__Data shown__
_ _ _

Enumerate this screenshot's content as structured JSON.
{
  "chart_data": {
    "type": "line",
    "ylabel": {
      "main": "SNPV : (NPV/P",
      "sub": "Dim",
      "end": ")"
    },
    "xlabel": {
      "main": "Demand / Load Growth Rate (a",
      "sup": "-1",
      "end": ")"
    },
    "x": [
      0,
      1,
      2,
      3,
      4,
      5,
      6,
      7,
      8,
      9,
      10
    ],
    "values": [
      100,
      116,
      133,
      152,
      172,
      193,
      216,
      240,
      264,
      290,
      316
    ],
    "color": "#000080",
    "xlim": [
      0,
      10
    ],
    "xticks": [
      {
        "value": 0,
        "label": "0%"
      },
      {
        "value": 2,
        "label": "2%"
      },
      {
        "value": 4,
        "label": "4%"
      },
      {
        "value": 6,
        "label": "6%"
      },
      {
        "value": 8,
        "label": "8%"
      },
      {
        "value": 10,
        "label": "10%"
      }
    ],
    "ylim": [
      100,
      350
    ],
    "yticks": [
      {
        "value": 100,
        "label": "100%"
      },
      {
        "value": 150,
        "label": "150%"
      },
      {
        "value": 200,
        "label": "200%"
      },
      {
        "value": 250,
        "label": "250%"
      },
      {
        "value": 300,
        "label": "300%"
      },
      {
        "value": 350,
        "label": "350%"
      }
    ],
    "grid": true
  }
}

_ _ _

Copy every line above in which the string "main" shows up.

      "main": "SNPV : (NPV/P",
      "main": "Demand / Load Growth Rate (a",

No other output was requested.